**Цель задания:** Поменяйте «cross-section» на «sectional view» в строках от строки с «Patent image size: (574, 438).» до строки с «The double-sided tape 500 is at (470, 341).» включительно. Выведите эти строки заново, больше ничего в них не меняя.

Сохранённые записи
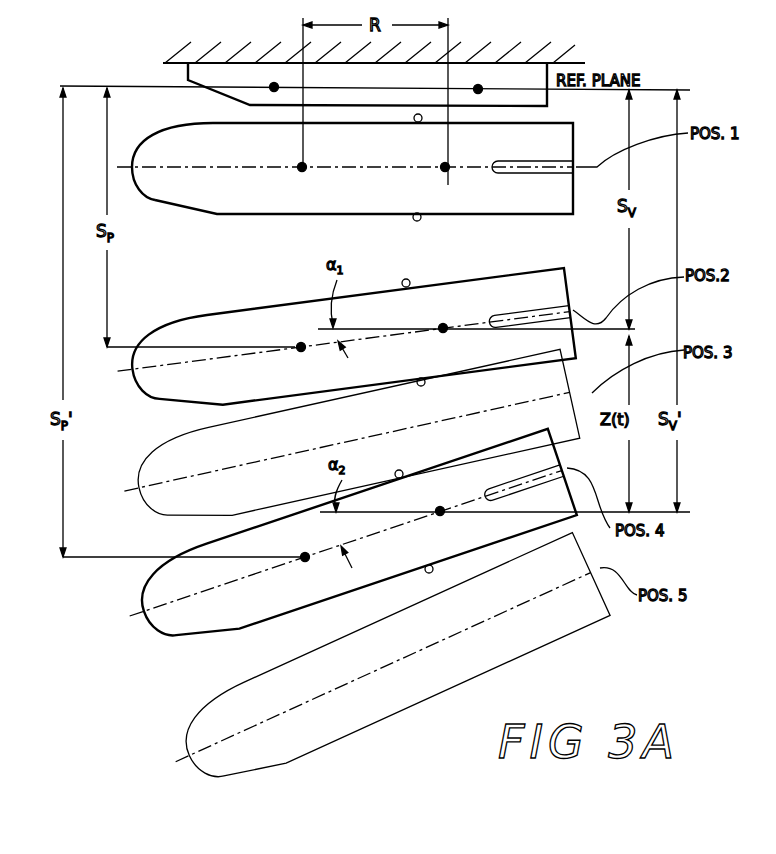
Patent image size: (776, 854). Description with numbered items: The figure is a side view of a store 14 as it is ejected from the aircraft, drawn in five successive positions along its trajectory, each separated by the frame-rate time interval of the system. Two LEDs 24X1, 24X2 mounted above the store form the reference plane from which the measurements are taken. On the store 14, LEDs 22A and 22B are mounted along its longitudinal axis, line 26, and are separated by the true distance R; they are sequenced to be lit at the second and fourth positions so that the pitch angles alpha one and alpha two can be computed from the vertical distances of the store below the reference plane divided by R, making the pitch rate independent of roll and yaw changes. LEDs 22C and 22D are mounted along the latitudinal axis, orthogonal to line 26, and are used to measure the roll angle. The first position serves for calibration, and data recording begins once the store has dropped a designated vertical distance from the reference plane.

The store 14 is at (226, 214).
The longitudinal axis line 26 is at (163, 167).
The LED target 22A is at (297, 375).
The LED target 22B is at (453, 352).
The LED target 22C is at (394, 290).
The LED target 22D is at (414, 405).
The reference LED 24X1 is at (274, 86).
The reference LED 24X2 is at (478, 88).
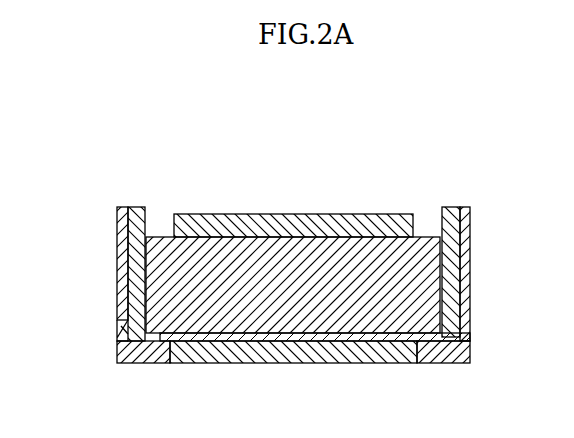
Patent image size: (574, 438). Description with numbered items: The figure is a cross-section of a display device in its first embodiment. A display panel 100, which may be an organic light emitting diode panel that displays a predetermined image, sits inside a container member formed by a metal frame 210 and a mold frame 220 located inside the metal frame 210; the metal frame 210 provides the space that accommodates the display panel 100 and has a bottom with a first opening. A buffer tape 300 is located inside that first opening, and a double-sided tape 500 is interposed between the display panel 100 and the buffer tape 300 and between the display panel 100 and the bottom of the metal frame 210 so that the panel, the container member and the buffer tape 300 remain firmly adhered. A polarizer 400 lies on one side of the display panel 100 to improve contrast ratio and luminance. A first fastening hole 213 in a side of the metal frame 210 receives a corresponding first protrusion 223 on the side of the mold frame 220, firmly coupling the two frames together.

The display panel 100 is at (445, 329).
The metal frame 210 is at (466, 287).
The first fastening hole 213 is at (115, 320).
The mold frame 220 is at (452, 250).
The first protrusion 223 is at (118, 336).
The buffer tape 300 is at (336, 363).
The polarizer 400 is at (338, 214).
The double-sided tape 500 is at (470, 341).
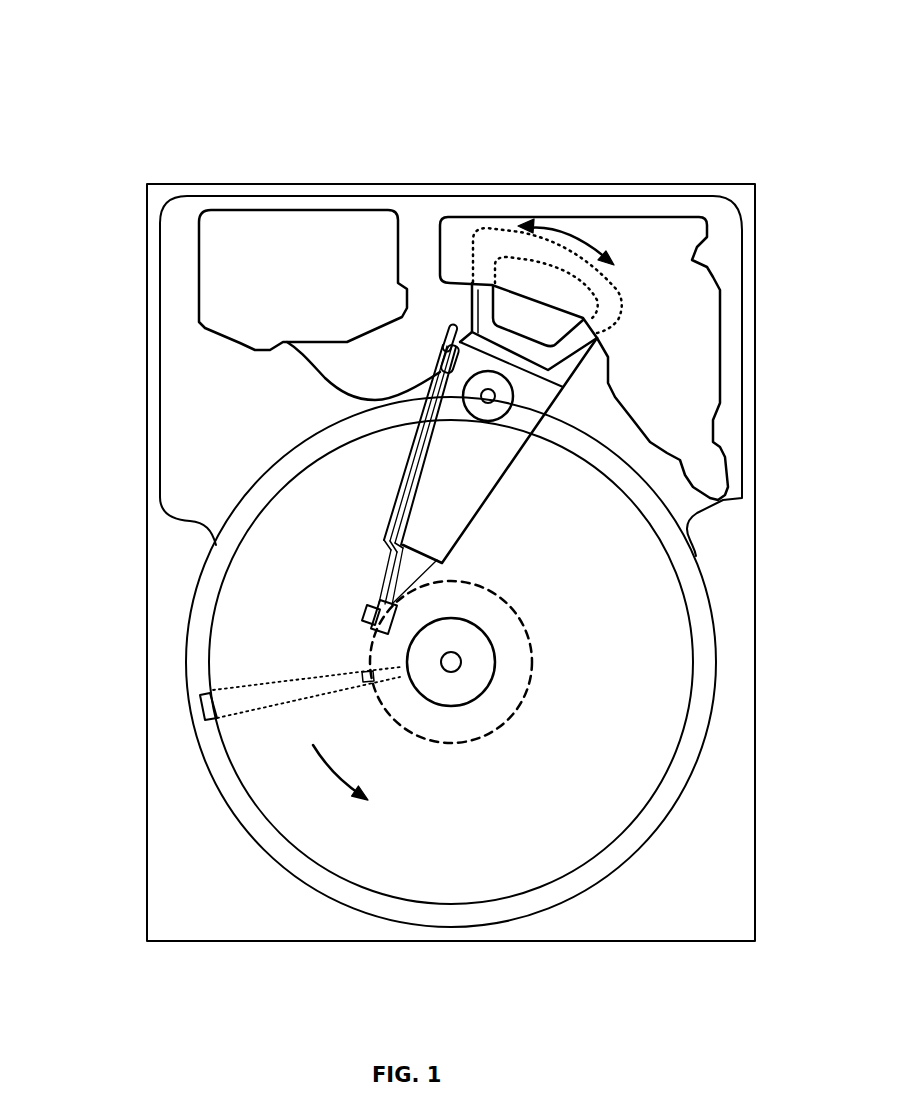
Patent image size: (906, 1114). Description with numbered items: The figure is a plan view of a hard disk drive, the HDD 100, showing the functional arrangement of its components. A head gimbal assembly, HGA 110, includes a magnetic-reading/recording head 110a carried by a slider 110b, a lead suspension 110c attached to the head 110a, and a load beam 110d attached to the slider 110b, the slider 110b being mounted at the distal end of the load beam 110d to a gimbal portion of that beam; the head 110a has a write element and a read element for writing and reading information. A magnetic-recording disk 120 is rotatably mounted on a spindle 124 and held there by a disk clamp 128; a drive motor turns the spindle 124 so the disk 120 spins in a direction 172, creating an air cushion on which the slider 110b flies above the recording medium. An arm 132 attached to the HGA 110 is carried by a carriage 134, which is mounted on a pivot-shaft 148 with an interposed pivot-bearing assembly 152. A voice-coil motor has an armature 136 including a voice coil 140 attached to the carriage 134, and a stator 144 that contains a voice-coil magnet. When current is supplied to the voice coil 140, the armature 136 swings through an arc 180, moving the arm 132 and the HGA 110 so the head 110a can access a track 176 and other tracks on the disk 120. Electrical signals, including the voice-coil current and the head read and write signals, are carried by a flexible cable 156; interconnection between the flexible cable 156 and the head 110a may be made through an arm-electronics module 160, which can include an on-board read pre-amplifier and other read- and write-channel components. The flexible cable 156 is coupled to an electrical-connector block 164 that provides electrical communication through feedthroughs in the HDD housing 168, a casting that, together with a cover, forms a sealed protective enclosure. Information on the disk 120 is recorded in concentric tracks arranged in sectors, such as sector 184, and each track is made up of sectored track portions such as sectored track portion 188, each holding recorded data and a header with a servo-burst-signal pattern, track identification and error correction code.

The HDD 100 is at (78, 66).
The head gimbal assembly 110 is at (80, 475).
The magnetic-reading/recording head 110a is at (368, 605).
The slider 110b is at (370, 604).
The lead suspension 110c is at (374, 603).
The load beam 110d is at (380, 600).
The magnetic-recording disk 120 is at (625, 617).
The spindle 124 is at (451, 662).
The disk clamp 128 is at (475, 675).
The arm 132 is at (443, 505).
The carriage 134 is at (507, 427).
The armature 136 is at (468, 313).
The voice coil 140 is at (484, 293).
The stator 144 is at (687, 305).
The pivot-shaft 148 is at (488, 396).
The pivot-bearing assembly 152 is at (500, 407).
The flexible cable 156 is at (313, 370).
The arm-electronics module 160 is at (440, 364).
The electrical-connector block 164 is at (223, 278).
The HDD housing 168 is at (737, 193).
The direction 172 is at (345, 778).
The track 176 is at (522, 622).
The arc 180 is at (562, 233).
The sector 184 is at (200, 705).
The sectored track portion 188 is at (362, 676).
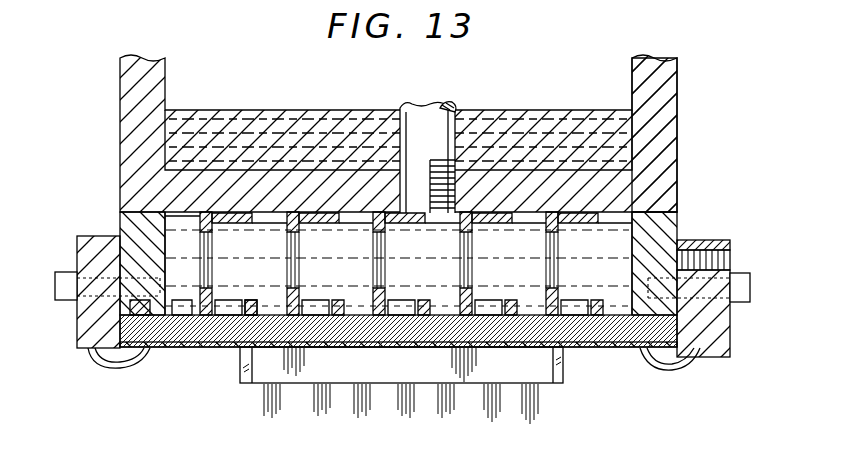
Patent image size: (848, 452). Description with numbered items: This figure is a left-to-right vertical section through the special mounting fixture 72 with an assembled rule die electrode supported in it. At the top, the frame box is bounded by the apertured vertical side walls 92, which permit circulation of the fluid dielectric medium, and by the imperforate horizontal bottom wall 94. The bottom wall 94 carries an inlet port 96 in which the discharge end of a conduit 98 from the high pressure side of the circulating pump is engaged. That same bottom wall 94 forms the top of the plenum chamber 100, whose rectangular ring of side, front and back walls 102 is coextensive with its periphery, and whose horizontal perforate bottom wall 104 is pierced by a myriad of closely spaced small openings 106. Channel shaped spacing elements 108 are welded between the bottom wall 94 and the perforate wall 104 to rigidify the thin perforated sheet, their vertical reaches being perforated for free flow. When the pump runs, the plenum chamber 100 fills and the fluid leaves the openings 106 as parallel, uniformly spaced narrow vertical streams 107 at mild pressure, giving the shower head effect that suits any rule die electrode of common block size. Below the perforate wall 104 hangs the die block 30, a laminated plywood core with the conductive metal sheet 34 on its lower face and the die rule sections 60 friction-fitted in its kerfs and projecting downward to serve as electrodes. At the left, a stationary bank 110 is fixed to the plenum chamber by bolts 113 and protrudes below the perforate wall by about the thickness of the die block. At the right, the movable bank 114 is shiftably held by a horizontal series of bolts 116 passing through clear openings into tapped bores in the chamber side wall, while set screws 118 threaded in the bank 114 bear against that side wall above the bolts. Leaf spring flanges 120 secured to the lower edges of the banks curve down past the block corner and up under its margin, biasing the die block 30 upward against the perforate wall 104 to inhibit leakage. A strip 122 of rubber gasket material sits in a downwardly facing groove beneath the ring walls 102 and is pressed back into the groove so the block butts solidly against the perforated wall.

The special mounting fixture 72 is at (112, 112).
The side wall 92 is at (662, 116).
The bottom wall 94 is at (540, 168).
The inlet port 96 is at (408, 172).
The conduit 98 is at (452, 104).
The plenum chamber 100 is at (673, 218).
The side, front and back walls 102 is at (128, 226).
The bottom wall 104 is at (350, 278).
The openings 106 is at (432, 306).
The spacing elements 108 is at (520, 306).
The strip of gasket material 122 is at (644, 308).
The stationary bank 110 is at (78, 320).
The bolts 113 is at (58, 290).
The movable bank 114 is at (720, 324).
The bolts 116 is at (752, 288).
The set screws 118 is at (733, 262).
The leaf spring flanges 120 is at (126, 360).
The metal sheet 34 is at (194, 348).
The die block 30 is at (600, 348).
The die rule sections 60 is at (242, 372).
The streams 107 is at (426, 386).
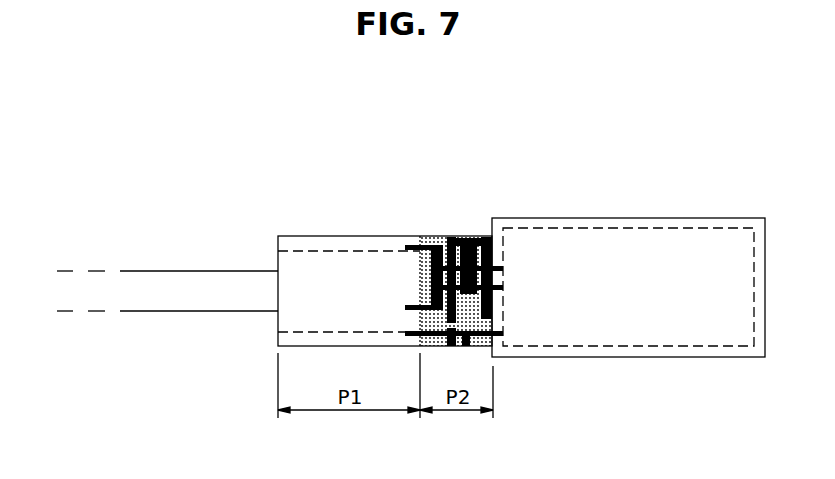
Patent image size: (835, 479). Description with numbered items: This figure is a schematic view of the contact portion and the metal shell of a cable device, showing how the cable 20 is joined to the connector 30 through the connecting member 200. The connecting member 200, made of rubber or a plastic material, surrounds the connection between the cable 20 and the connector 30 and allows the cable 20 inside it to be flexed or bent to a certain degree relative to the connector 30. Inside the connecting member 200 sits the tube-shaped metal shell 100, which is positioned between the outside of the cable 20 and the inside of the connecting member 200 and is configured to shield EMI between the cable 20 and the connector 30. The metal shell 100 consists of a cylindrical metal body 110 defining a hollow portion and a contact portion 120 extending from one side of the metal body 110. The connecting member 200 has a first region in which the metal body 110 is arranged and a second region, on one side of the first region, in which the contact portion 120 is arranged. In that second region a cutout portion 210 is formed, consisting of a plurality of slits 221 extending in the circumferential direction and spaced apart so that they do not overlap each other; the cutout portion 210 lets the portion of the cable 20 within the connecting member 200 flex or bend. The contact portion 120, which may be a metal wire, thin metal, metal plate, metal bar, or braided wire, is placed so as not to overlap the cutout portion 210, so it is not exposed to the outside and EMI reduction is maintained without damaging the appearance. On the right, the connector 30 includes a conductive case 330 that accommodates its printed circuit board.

The metal shell 100 is at (382, 149).
The cable 20 is at (201, 269).
The connecting member 200 is at (303, 235).
The metal body 110 is at (357, 250).
The contact portion 120 is at (412, 246).
The slit 221 is at (452, 246).
The cutout portion 210 is at (470, 242).
The connector 30 is at (674, 196).
The conductive case 330 is at (598, 228).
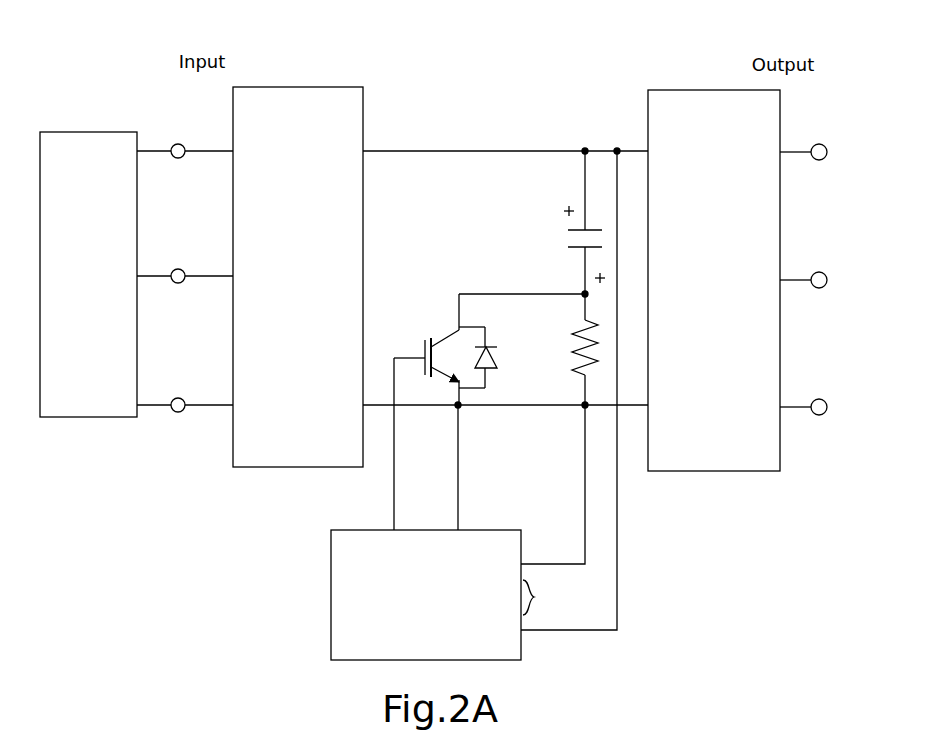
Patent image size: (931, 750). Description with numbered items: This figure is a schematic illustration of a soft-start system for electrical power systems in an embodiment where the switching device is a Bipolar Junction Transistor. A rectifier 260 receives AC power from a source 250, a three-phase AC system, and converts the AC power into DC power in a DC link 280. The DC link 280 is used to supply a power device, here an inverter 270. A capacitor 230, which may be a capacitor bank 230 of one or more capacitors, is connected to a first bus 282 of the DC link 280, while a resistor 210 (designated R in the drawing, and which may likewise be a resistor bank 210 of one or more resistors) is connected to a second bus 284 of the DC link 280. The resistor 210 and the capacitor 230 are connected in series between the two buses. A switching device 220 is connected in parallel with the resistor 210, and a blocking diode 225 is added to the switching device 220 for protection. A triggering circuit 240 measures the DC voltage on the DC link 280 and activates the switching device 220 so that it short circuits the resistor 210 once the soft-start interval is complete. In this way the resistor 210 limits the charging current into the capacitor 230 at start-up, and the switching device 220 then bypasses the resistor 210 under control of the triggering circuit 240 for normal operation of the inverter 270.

The DC link 280 is at (505, 271).
The first bus 282 is at (534, 151).
The second bus 284 is at (548, 408).
The capacitor 230 is at (560, 228).
The resistor 210 is at (572, 340).
The switching device 220 is at (423, 337).
The blocking diode 225 is at (496, 376).
The triggering circuit 240 is at (330, 602).
The source 250 is at (90, 418).
The rectifier 260 is at (300, 468).
The inverter 270 is at (720, 473).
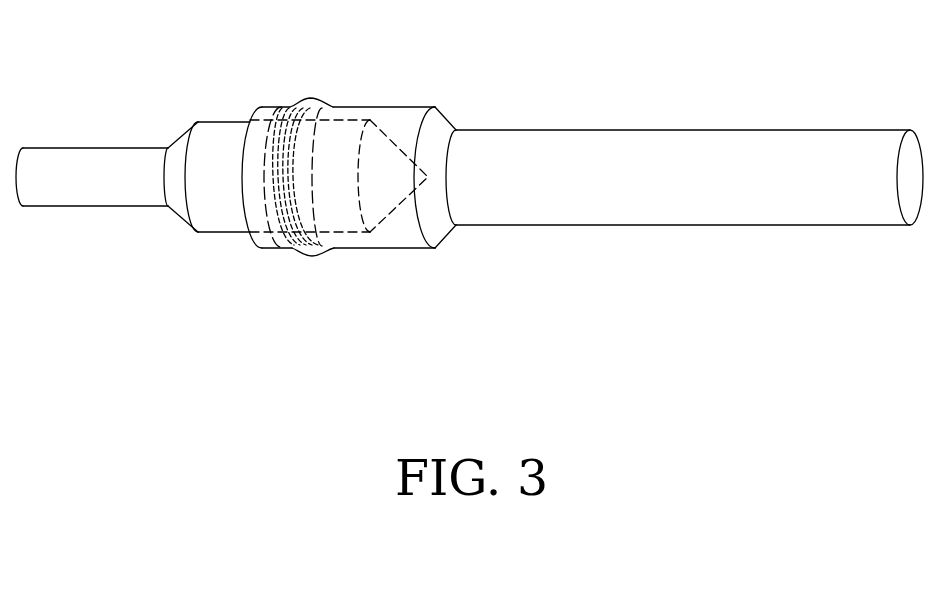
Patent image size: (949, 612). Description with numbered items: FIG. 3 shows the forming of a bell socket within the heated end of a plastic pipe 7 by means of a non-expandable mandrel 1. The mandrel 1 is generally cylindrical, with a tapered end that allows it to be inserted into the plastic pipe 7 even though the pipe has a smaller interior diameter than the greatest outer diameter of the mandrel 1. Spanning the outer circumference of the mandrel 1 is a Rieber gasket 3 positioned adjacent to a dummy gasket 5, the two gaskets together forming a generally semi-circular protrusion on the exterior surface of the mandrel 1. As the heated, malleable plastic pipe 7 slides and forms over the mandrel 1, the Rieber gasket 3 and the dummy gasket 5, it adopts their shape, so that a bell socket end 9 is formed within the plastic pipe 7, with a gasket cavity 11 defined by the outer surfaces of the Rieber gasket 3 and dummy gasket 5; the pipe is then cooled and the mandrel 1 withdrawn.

The non-expandable mandrel 1 is at (198, 120).
The Rieber gasket 3 is at (320, 246).
The dummy gasket 5 is at (293, 246).
The plastic pipe 7 is at (638, 122).
The bell socket end 9 is at (377, 103).
The gasket cavity 11 is at (310, 97).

**Ответ к задаче:**
Patent image size: (574, 438). Description with numbered items: The figure is a sectional view of a display device in its first embodiment. A display panel 100, which may be an organic light emitting diode panel that displays a predetermined image, sits inside a container member formed by a metal frame 210 and a mold frame 220 located inside the metal frame 210; the metal frame 210 provides the space that accommodates the display panel 100 and has a bottom with a first opening. A buffer tape 300 is located inside that first opening, and a double-sided tape 500 is interposed between the display panel 100 and the buffer tape 300 and between the display panel 100 and the bottom of the metal frame 210 so that the panel, the container member and the buffer tape 300 remain firmly adhered. A polarizer 400 lies on one side of the display panel 100 to improve contrast ratio and luminance. A first fastening hole 213 in a side of the metal frame 210 receives a corresponding first protrusion 223 on the side of the mold frame 220, firmly coupling the two frames together.

The display panel 100 is at (445, 329).
The metal frame 210 is at (466, 287).
The first fastening hole 213 is at (115, 320).
The mold frame 220 is at (452, 250).
The first protrusion 223 is at (118, 336).
The buffer tape 300 is at (336, 363).
The polarizer 400 is at (338, 214).
The double-sided tape 500 is at (470, 341).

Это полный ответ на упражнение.